(Collected data)
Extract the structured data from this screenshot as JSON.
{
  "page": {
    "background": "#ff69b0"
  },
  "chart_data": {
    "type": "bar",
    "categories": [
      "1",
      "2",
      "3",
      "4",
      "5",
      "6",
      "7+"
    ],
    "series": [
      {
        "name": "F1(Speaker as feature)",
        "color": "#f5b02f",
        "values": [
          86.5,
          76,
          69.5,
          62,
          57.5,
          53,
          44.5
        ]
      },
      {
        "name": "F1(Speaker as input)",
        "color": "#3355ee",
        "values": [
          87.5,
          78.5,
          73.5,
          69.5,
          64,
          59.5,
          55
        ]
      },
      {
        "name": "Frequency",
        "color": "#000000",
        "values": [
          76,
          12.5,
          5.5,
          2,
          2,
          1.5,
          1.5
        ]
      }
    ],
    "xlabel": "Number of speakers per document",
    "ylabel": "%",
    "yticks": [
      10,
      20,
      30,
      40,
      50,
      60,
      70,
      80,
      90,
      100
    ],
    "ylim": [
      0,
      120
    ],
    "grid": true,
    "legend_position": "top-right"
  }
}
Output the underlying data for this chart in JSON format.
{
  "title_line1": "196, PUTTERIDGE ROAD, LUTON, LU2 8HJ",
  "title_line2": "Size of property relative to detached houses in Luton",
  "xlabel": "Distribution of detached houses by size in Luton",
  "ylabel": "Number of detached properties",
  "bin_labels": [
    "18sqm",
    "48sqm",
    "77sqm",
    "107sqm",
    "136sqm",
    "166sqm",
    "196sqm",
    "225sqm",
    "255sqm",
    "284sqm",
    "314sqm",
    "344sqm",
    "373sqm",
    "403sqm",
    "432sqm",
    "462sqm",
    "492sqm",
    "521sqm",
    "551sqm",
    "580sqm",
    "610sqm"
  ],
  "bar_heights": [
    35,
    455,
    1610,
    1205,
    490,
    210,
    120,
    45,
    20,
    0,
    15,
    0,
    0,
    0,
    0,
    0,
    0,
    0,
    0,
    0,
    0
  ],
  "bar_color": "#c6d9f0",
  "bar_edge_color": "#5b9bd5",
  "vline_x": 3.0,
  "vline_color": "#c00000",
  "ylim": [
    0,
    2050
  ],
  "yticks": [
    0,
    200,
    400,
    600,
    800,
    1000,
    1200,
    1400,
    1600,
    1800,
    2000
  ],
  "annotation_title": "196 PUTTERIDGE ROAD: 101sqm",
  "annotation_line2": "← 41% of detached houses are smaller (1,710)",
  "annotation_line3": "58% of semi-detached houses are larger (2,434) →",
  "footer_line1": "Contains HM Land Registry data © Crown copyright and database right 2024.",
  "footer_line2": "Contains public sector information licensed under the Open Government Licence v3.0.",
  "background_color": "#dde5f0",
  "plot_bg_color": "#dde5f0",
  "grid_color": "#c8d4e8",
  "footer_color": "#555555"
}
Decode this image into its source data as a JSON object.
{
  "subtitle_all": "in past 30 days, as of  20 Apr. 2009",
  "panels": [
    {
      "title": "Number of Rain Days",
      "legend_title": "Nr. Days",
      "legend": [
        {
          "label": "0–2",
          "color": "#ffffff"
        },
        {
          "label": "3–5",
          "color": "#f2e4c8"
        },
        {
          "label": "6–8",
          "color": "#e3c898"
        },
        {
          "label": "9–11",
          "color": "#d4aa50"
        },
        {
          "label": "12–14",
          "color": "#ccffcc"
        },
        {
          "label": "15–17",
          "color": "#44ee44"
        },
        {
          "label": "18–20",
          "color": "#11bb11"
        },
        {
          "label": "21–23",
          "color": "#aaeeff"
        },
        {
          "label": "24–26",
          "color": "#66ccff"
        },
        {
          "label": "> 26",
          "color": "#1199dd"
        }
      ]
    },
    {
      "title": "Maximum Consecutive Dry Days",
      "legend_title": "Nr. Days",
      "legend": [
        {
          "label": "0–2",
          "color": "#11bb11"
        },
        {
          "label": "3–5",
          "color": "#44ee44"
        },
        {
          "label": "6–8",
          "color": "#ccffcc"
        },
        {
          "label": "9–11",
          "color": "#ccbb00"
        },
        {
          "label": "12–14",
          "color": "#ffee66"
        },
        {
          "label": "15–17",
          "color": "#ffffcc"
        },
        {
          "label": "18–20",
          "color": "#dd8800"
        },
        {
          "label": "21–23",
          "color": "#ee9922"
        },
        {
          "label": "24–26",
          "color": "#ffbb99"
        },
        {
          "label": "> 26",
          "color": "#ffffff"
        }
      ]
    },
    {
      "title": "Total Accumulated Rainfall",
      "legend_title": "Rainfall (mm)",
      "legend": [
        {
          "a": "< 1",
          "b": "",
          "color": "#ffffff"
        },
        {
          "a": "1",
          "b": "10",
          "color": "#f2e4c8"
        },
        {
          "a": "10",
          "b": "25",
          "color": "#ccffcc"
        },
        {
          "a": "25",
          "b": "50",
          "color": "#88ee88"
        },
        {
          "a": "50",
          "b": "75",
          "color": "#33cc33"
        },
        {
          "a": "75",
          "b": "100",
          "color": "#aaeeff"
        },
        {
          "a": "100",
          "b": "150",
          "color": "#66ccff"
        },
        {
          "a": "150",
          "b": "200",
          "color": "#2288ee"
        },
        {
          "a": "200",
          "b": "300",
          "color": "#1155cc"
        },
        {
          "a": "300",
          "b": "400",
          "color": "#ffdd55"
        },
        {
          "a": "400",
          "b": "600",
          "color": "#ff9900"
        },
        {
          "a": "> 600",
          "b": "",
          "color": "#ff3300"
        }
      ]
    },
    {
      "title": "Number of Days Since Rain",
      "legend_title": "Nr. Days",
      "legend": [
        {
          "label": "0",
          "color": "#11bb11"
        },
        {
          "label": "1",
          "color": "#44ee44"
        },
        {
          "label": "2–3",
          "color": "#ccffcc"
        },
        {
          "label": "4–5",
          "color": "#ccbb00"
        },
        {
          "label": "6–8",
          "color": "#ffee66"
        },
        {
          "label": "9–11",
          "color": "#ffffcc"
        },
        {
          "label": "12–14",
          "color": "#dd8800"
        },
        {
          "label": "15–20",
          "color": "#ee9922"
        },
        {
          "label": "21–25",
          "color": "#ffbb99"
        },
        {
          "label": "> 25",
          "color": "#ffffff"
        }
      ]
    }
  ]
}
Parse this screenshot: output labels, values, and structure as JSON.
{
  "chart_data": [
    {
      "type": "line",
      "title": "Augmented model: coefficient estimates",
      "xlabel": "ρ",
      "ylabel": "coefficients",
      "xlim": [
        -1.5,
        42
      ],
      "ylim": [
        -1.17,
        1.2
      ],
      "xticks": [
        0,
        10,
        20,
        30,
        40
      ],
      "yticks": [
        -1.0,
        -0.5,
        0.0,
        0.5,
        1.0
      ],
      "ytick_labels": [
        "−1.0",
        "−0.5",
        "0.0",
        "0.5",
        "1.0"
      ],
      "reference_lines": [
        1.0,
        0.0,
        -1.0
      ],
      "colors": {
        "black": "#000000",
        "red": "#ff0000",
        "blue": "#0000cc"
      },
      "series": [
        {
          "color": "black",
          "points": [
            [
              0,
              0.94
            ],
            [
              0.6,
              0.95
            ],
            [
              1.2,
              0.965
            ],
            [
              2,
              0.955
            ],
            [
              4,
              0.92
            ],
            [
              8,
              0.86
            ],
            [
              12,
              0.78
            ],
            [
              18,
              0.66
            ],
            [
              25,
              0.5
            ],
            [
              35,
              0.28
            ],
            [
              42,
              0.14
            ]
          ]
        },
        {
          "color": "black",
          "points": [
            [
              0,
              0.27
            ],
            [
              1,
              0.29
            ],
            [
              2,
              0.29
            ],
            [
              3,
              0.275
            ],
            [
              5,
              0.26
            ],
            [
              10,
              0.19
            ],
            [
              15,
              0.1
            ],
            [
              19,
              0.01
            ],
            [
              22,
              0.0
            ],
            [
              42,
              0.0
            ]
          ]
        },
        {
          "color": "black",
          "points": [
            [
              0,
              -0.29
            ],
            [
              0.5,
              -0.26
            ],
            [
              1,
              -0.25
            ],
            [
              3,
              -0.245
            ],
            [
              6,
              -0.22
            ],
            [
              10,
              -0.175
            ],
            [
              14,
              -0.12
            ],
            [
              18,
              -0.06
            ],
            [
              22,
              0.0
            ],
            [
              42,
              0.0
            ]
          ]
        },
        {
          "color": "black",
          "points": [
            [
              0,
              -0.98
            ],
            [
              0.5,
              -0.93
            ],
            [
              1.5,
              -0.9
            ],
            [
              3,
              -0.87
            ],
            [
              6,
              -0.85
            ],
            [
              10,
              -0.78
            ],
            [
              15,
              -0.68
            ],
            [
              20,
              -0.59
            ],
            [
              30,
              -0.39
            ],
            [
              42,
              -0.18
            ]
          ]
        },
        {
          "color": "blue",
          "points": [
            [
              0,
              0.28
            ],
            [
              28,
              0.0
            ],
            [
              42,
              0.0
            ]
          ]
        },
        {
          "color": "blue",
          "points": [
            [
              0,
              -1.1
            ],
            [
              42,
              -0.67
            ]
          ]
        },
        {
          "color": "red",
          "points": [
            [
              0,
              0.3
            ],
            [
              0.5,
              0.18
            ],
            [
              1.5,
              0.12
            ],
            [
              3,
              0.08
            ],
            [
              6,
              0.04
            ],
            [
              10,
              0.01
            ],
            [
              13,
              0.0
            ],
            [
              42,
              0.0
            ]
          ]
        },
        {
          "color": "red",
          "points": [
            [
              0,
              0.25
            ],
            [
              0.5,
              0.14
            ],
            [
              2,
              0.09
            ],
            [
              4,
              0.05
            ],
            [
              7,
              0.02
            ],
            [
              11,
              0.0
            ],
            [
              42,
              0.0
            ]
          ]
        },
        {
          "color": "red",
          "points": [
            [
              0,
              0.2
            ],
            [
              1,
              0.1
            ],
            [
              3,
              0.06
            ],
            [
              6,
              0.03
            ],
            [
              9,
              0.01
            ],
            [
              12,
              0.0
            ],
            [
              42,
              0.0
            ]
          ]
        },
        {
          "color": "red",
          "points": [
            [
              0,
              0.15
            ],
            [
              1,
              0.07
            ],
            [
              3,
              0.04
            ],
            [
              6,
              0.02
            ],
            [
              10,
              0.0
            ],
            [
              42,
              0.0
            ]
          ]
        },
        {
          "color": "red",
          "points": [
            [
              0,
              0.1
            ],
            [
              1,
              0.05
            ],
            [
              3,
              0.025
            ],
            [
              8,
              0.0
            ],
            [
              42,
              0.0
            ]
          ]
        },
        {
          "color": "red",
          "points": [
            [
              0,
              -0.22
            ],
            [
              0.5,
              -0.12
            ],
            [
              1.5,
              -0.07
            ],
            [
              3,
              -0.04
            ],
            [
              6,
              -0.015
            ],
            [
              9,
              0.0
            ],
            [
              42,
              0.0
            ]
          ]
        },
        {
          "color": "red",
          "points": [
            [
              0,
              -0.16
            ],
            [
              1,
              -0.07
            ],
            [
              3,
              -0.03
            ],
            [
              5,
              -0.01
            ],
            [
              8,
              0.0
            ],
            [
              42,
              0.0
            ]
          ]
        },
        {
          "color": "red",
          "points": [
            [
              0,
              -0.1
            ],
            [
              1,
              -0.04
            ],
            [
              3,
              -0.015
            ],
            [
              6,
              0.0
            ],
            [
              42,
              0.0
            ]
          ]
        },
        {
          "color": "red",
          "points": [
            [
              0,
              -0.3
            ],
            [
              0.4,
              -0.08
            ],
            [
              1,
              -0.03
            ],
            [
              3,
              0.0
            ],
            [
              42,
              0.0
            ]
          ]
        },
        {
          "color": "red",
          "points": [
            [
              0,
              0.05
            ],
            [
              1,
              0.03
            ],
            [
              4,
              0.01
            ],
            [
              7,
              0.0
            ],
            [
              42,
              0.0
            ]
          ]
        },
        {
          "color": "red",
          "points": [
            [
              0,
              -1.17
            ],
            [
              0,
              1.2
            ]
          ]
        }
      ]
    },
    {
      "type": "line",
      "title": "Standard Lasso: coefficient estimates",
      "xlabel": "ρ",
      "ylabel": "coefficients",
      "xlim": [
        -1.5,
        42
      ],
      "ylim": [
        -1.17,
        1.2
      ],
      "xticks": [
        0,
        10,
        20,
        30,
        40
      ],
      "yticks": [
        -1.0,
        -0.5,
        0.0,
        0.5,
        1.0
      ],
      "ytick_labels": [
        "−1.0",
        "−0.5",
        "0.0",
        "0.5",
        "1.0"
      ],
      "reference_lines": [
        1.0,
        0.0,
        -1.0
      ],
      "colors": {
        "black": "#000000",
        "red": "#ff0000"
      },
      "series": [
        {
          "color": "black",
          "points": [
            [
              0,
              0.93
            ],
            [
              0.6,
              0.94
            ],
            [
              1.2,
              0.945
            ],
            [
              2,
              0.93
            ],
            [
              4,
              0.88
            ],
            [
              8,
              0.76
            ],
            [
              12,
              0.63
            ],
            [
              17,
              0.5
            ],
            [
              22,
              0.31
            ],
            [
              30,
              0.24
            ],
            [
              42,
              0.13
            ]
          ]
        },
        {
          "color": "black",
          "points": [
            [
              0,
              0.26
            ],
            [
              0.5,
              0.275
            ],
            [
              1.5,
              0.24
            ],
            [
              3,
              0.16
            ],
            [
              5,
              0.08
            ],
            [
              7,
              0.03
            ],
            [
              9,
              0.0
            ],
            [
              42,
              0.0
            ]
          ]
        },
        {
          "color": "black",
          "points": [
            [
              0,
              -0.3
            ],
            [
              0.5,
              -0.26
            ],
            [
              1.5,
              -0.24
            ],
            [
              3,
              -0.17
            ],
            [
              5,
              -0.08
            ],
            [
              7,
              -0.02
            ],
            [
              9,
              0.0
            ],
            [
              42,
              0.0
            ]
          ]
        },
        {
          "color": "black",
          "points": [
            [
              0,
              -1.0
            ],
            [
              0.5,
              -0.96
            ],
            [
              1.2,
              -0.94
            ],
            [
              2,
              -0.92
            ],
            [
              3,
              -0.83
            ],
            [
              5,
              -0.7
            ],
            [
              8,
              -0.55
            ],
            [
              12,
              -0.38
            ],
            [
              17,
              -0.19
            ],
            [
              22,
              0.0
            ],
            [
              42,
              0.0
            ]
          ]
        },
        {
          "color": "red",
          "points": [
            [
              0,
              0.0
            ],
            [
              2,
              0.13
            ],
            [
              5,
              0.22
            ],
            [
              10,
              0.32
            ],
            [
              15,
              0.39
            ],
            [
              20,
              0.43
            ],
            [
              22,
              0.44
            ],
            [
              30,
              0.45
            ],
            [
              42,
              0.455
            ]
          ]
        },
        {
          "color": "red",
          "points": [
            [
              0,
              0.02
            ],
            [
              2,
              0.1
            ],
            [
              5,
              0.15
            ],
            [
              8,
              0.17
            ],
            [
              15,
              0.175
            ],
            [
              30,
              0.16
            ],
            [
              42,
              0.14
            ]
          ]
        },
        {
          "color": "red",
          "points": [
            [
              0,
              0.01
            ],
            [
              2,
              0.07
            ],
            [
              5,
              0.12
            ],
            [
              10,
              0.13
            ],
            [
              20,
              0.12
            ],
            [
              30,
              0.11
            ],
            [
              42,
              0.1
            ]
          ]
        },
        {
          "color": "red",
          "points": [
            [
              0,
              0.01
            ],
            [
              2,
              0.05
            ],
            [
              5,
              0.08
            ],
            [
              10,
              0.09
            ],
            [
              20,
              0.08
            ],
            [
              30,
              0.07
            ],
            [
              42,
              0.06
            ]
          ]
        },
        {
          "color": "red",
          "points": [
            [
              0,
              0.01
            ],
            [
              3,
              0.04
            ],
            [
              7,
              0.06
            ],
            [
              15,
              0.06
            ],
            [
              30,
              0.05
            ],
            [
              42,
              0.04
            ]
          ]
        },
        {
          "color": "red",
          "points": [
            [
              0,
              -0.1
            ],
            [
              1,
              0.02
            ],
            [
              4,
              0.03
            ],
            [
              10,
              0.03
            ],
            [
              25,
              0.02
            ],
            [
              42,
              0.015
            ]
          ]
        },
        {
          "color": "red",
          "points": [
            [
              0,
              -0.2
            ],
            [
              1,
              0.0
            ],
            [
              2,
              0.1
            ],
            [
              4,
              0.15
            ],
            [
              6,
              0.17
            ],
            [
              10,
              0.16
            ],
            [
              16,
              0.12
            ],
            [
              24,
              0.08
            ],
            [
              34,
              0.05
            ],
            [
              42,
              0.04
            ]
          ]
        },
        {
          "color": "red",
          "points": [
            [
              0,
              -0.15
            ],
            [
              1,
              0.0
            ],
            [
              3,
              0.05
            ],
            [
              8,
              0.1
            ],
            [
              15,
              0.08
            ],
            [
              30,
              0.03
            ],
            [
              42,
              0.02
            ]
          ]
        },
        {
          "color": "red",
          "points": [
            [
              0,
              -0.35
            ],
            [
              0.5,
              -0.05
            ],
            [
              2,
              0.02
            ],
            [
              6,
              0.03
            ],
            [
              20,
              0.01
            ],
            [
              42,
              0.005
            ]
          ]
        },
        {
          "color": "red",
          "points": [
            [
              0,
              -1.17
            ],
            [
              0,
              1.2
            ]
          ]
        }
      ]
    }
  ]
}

What needs to be done: Which lines contain the word "Number"? Copy each one.

Task result:
    "xlabel": "Number of speakers per document",
  "ylabel": "Number of detached properties",
      "title": "Number of Rain Days",
      "title": "Number of Days Since Rain",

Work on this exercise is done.